[Start of Information shown]
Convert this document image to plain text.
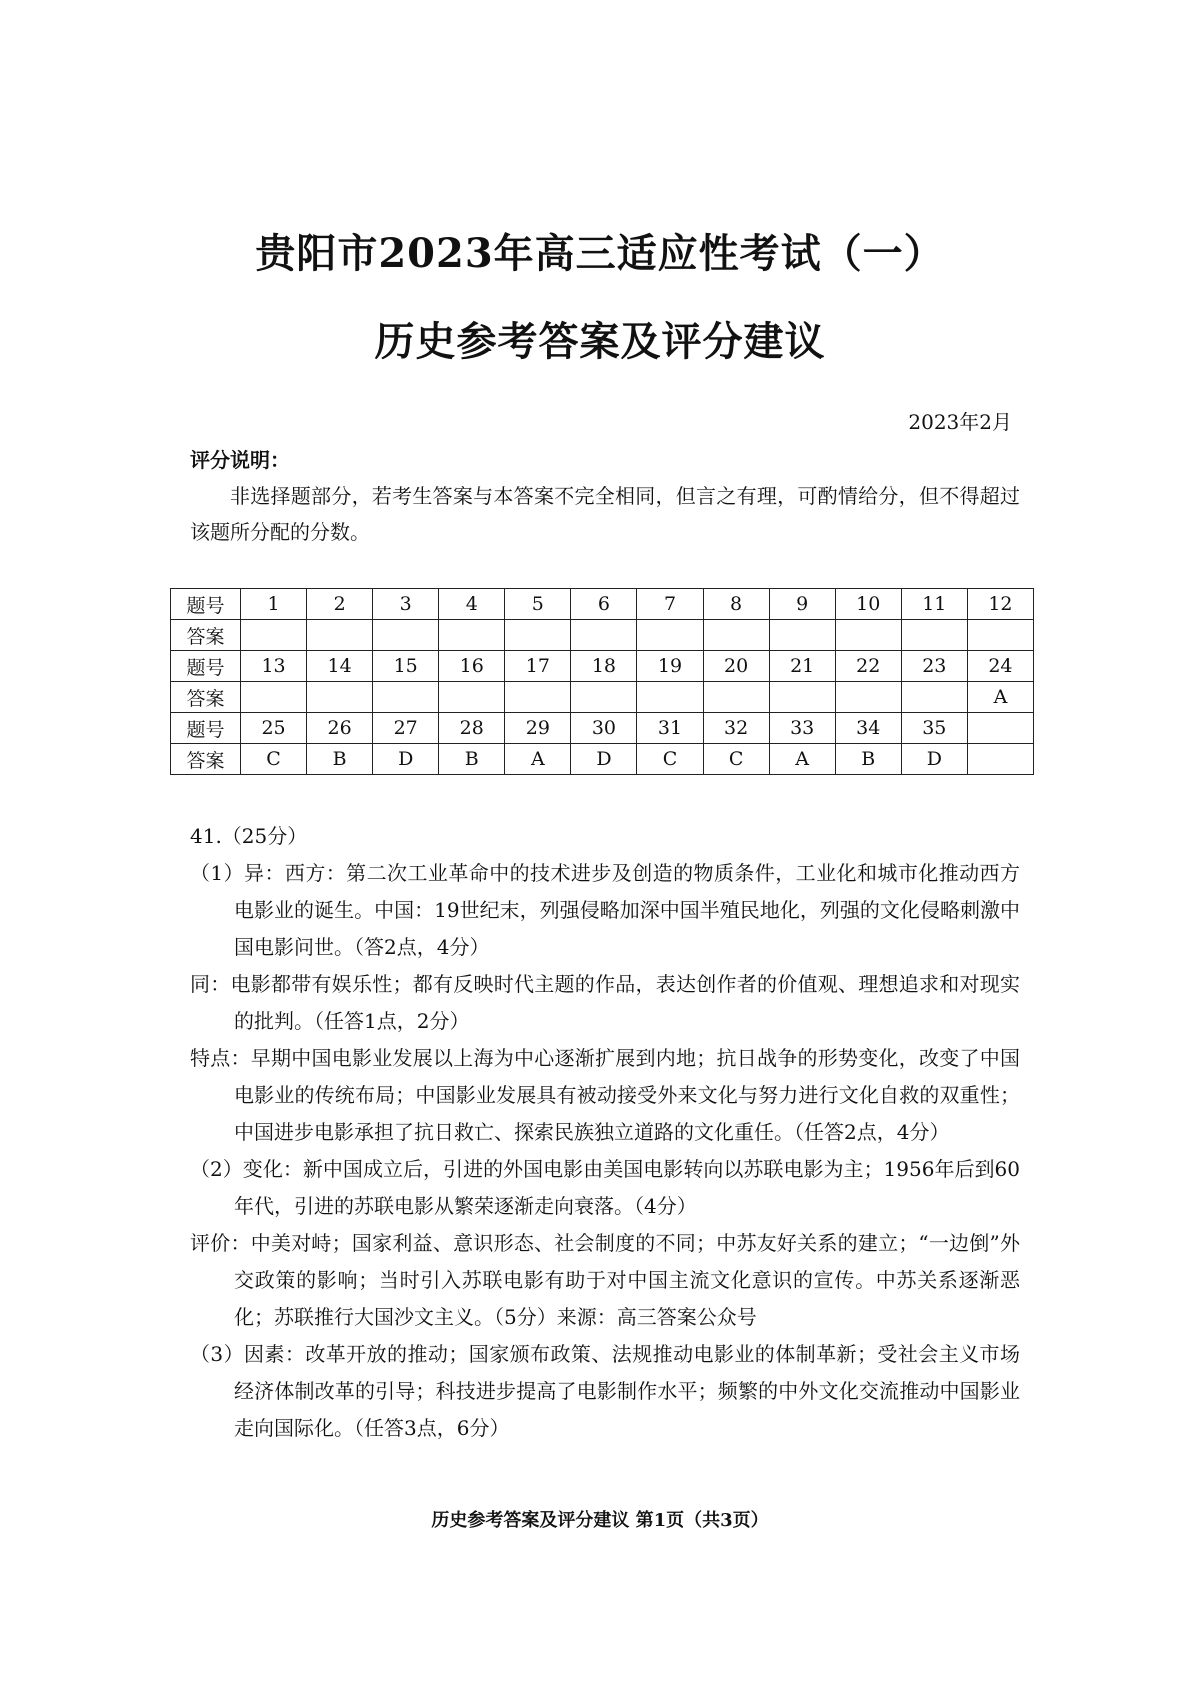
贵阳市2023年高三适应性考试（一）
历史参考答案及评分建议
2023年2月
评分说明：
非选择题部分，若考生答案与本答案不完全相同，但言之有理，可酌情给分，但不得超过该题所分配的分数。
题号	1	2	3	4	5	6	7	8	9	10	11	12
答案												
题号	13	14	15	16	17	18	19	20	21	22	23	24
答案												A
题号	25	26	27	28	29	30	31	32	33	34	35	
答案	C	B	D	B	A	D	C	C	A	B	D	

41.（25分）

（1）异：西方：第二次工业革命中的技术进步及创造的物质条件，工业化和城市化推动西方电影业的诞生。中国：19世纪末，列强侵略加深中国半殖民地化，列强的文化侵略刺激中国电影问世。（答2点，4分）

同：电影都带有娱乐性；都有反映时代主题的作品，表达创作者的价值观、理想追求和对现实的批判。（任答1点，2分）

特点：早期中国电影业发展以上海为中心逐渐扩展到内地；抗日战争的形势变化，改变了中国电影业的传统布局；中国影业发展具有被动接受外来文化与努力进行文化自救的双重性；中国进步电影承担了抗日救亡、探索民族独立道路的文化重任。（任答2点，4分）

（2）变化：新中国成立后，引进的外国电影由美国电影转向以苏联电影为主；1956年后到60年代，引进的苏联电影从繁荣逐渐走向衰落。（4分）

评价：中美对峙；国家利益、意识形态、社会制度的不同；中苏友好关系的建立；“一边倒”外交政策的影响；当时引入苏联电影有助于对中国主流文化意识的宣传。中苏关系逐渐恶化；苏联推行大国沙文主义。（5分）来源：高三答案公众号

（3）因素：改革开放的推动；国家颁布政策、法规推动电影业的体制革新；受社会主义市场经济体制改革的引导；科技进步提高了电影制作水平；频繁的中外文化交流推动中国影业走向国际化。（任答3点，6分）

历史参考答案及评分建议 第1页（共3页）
[End of Information shown]
[Start of Information shown]
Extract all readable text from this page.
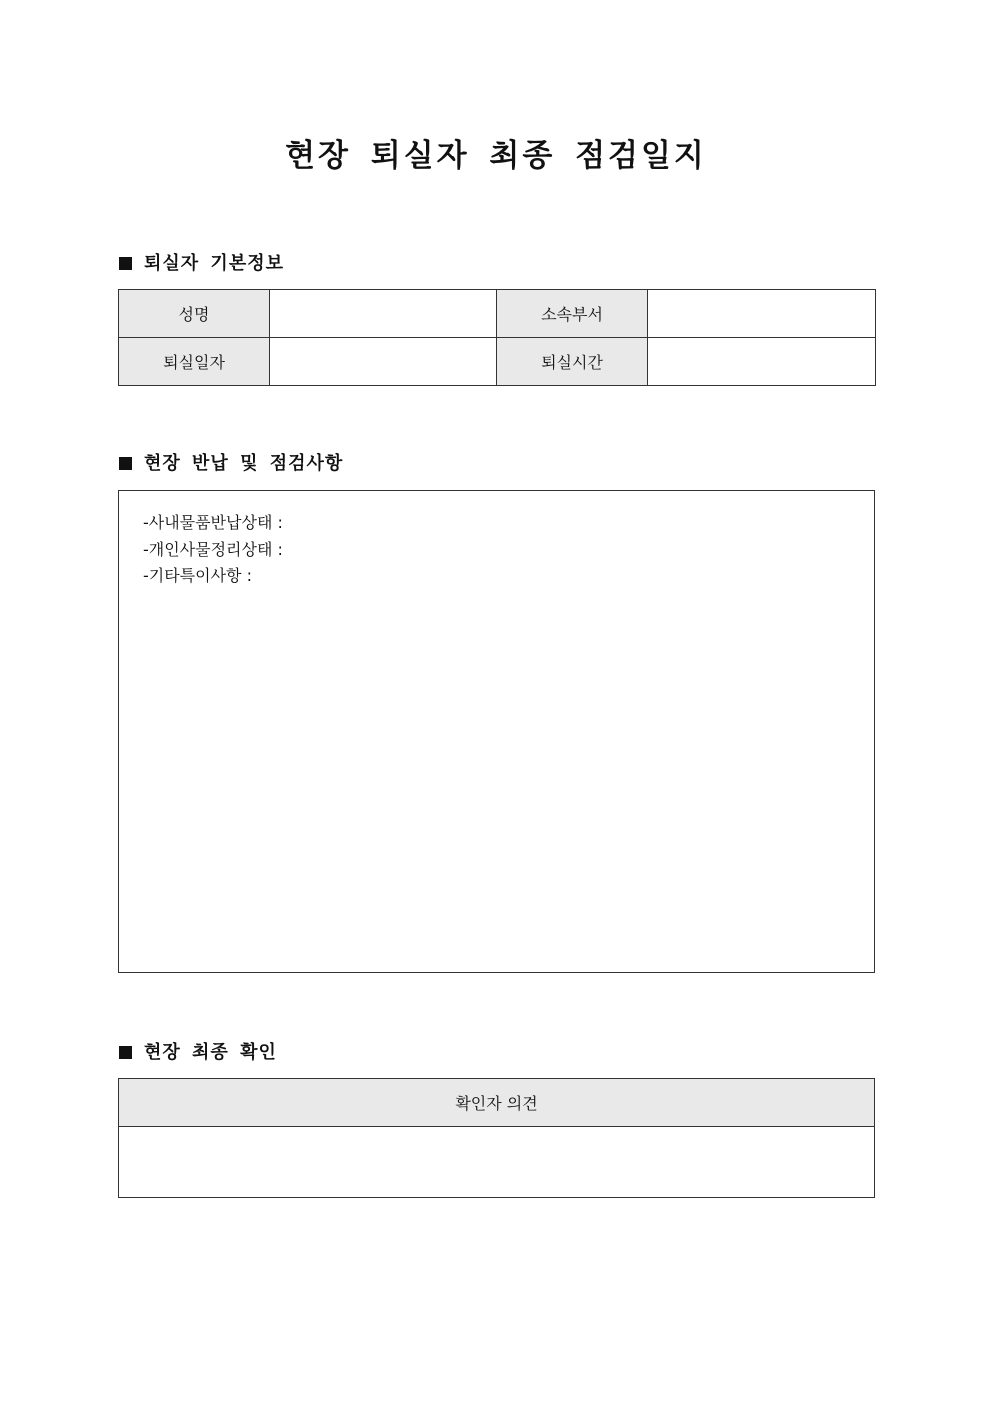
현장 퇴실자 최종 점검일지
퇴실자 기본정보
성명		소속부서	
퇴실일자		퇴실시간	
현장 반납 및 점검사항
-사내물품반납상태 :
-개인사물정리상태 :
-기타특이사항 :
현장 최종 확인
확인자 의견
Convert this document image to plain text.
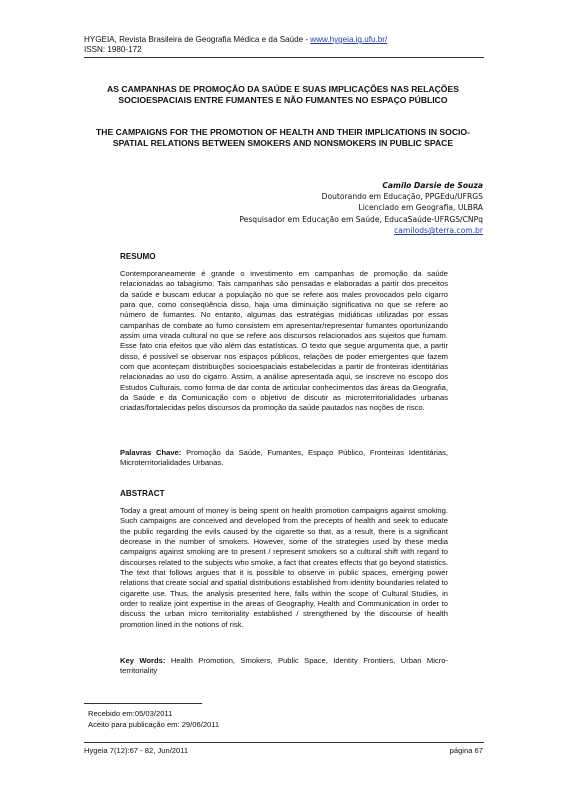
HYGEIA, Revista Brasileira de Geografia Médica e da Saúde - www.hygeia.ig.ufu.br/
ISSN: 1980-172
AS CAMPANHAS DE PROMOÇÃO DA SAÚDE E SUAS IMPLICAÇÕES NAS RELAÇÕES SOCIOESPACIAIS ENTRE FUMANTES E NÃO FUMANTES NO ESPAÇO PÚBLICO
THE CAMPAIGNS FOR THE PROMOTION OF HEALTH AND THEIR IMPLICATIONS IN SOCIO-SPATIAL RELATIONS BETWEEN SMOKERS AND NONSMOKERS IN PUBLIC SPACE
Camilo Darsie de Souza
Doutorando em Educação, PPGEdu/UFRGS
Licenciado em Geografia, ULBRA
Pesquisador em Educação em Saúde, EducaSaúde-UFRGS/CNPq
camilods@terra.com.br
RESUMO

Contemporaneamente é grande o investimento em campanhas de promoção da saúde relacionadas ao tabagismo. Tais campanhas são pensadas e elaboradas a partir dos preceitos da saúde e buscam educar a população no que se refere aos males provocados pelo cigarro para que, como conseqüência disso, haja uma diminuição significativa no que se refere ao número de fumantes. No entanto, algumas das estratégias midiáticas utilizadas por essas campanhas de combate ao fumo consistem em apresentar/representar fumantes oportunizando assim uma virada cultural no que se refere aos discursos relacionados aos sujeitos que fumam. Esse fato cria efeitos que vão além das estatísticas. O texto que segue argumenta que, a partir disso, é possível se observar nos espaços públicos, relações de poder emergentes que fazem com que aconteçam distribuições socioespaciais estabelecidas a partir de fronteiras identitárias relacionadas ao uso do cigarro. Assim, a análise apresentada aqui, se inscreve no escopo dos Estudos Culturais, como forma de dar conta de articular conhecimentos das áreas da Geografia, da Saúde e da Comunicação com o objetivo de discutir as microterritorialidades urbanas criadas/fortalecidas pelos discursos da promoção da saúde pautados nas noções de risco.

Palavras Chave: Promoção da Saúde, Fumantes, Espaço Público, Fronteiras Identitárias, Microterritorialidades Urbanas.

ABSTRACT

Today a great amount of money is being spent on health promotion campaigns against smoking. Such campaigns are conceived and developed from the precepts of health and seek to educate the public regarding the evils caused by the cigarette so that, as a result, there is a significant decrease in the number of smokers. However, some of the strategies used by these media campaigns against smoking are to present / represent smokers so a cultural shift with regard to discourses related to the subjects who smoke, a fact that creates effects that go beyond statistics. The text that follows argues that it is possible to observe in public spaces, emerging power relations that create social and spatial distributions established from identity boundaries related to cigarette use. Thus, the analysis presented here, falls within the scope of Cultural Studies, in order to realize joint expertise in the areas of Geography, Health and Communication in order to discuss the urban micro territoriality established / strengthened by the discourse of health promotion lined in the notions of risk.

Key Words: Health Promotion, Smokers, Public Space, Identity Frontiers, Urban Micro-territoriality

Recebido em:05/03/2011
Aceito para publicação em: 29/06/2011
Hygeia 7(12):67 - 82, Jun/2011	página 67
[End of Information shown]
# Set task:
Count the lines of the data that include the string "Educação", and give only that number.

# Response to the exercise:
2